Records from a collection of figures:
━━━━━━

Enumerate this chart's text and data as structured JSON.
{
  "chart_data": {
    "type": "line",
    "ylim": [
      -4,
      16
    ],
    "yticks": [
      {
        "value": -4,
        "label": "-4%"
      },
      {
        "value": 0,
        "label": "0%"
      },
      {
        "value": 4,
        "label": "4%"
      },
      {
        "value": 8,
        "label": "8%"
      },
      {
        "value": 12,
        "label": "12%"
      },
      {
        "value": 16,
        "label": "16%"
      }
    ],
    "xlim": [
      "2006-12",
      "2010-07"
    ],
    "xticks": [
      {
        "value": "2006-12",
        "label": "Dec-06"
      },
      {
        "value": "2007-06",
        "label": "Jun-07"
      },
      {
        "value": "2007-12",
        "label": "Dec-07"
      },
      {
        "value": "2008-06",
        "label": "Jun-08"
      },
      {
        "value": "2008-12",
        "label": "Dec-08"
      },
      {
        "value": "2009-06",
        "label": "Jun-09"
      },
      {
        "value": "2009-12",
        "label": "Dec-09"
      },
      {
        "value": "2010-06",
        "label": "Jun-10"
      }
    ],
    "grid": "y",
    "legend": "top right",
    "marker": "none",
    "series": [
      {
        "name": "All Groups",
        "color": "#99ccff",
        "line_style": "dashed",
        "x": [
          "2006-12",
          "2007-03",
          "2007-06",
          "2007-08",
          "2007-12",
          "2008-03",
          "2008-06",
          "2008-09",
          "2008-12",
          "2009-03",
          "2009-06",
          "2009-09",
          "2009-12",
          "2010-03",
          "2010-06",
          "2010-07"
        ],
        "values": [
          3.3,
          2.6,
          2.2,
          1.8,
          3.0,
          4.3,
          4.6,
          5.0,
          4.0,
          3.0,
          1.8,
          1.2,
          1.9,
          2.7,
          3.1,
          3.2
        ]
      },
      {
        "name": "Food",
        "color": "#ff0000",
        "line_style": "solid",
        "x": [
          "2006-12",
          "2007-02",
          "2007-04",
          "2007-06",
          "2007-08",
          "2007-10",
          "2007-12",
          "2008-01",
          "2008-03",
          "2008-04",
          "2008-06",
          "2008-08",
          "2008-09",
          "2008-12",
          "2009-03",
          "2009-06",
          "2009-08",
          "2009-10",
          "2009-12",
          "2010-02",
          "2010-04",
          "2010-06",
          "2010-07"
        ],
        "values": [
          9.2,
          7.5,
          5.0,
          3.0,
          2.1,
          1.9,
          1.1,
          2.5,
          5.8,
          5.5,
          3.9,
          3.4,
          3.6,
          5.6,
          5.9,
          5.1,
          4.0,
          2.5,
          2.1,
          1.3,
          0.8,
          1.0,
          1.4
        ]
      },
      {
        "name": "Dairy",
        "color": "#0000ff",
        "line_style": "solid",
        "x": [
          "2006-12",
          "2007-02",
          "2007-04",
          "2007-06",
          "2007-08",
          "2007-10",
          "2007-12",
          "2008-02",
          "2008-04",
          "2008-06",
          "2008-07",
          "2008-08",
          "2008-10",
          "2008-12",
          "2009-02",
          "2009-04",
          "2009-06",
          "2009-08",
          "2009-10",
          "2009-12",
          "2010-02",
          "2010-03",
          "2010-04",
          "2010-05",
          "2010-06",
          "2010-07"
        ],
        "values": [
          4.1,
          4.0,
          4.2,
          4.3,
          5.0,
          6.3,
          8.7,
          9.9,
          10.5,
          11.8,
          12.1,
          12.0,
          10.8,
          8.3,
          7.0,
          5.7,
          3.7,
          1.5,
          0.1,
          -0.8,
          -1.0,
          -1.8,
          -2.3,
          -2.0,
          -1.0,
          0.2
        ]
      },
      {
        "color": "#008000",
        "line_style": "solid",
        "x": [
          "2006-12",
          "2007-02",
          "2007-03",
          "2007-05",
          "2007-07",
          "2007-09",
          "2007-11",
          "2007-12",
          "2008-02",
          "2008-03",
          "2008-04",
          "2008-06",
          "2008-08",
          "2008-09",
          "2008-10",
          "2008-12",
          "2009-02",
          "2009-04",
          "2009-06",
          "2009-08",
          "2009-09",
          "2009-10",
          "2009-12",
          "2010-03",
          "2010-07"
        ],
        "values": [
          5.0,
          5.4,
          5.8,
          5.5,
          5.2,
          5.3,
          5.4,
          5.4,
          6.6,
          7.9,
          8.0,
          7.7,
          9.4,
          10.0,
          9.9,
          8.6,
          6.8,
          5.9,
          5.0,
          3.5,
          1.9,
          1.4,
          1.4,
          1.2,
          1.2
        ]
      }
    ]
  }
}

━━━━━━

The request:
Repeat the listing in full, keeping every line exactly as it is.

Exercise answer:
Enumerate this chart's text and data as structured JSON.
{
  "chart_data": {
    "type": "line",
    "ylim": [
      -4,
      16
    ],
    "yticks": [
      {
        "value": -4,
        "label": "-4%"
      },
      {
        "value": 0,
        "label": "0%"
      },
      {
        "value": 4,
        "label": "4%"
      },
      {
        "value": 8,
        "label": "8%"
      },
      {
        "value": 12,
        "label": "12%"
      },
      {
        "value": 16,
        "label": "16%"
      }
    ],
    "xlim": [
      "2006-12",
      "2010-07"
    ],
    "xticks": [
      {
        "value": "2006-12",
        "label": "Dec-06"
      },
      {
        "value": "2007-06",
        "label": "Jun-07"
      },
      {
        "value": "2007-12",
        "label": "Dec-07"
      },
      {
        "value": "2008-06",
        "label": "Jun-08"
      },
      {
        "value": "2008-12",
        "label": "Dec-08"
      },
      {
        "value": "2009-06",
        "label": "Jun-09"
      },
      {
        "value": "2009-12",
        "label": "Dec-09"
      },
      {
        "value": "2010-06",
        "label": "Jun-10"
      }
    ],
    "grid": "y",
    "legend": "top right",
    "marker": "none",
    "series": [
      {
        "name": "All Groups",
        "color": "#99ccff",
        "line_style": "dashed",
        "x": [
          "2006-12",
          "2007-03",
          "2007-06",
          "2007-08",
          "2007-12",
          "2008-03",
          "2008-06",
          "2008-09",
          "2008-12",
          "2009-03",
          "2009-06",
          "2009-09",
          "2009-12",
          "2010-03",
          "2010-06",
          "2010-07"
        ],
        "values": [
          3.3,
          2.6,
          2.2,
          1.8,
          3.0,
          4.3,
          4.6,
          5.0,
          4.0,
          3.0,
          1.8,
          1.2,
          1.9,
          2.7,
          3.1,
          3.2
        ]
      },
      {
        "name": "Food",
        "color": "#ff0000",
        "line_style": "solid",
        "x": [
          "2006-12",
          "2007-02",
          "2007-04",
          "2007-06",
          "2007-08",
          "2007-10",
          "2007-12",
          "2008-01",
          "2008-03",
          "2008-04",
          "2008-06",
          "2008-08",
          "2008-09",
          "2008-12",
          "2009-03",
          "2009-06",
          "2009-08",
          "2009-10",
          "2009-12",
          "2010-02",
          "2010-04",
          "2010-06",
          "2010-07"
        ],
        "values": [
          9.2,
          7.5,
          5.0,
          3.0,
          2.1,
          1.9,
          1.1,
          2.5,
          5.8,
          5.5,
          3.9,
          3.4,
          3.6,
          5.6,
          5.9,
          5.1,
          4.0,
          2.5,
          2.1,
          1.3,
          0.8,
          1.0,
          1.4
        ]
      },
      {
        "name": "Dairy",
        "color": "#0000ff",
        "line_style": "solid",
        "x": [
          "2006-12",
          "2007-02",
          "2007-04",
          "2007-06",
          "2007-08",
          "2007-10",
          "2007-12",
          "2008-02",
          "2008-04",
          "2008-06",
          "2008-07",
          "2008-08",
          "2008-10",
          "2008-12",
          "2009-02",
          "2009-04",
          "2009-06",
          "2009-08",
          "2009-10",
          "2009-12",
          "2010-02",
          "2010-03",
          "2010-04",
          "2010-05",
          "2010-06",
          "2010-07"
        ],
        "values": [
          4.1,
          4.0,
          4.2,
          4.3,
          5.0,
          6.3,
          8.7,
          9.9,
          10.5,
          11.8,
          12.1,
          12.0,
          10.8,
          8.3,
          7.0,
          5.7,
          3.7,
          1.5,
          0.1,
          -0.8,
          -1.0,
          -1.8,
          -2.3,
          -2.0,
          -1.0,
          0.2
        ]
      },
      {
        "color": "#008000",
        "line_style": "solid",
        "x": [
          "2006-12",
          "2007-02",
          "2007-03",
          "2007-05",
          "2007-07",
          "2007-09",
          "2007-11",
          "2007-12",
          "2008-02",
          "2008-03",
          "2008-04",
          "2008-06",
          "2008-08",
          "2008-09",
          "2008-10",
          "2008-12",
          "2009-02",
          "2009-04",
          "2009-06",
          "2009-08",
          "2009-09",
          "2009-10",
          "2009-12",
          "2010-03",
          "2010-07"
        ],
        "values": [
          5.0,
          5.4,
          5.8,
          5.5,
          5.2,
          5.3,
          5.4,
          5.4,
          6.6,
          7.9,
          8.0,
          7.7,
          9.4,
          10.0,
          9.9,
          8.6,
          6.8,
          5.9,
          5.0,
          3.5,
          1.9,
          1.4,
          1.4,
          1.2,
          1.2
        ]
      }
    ]
  }
}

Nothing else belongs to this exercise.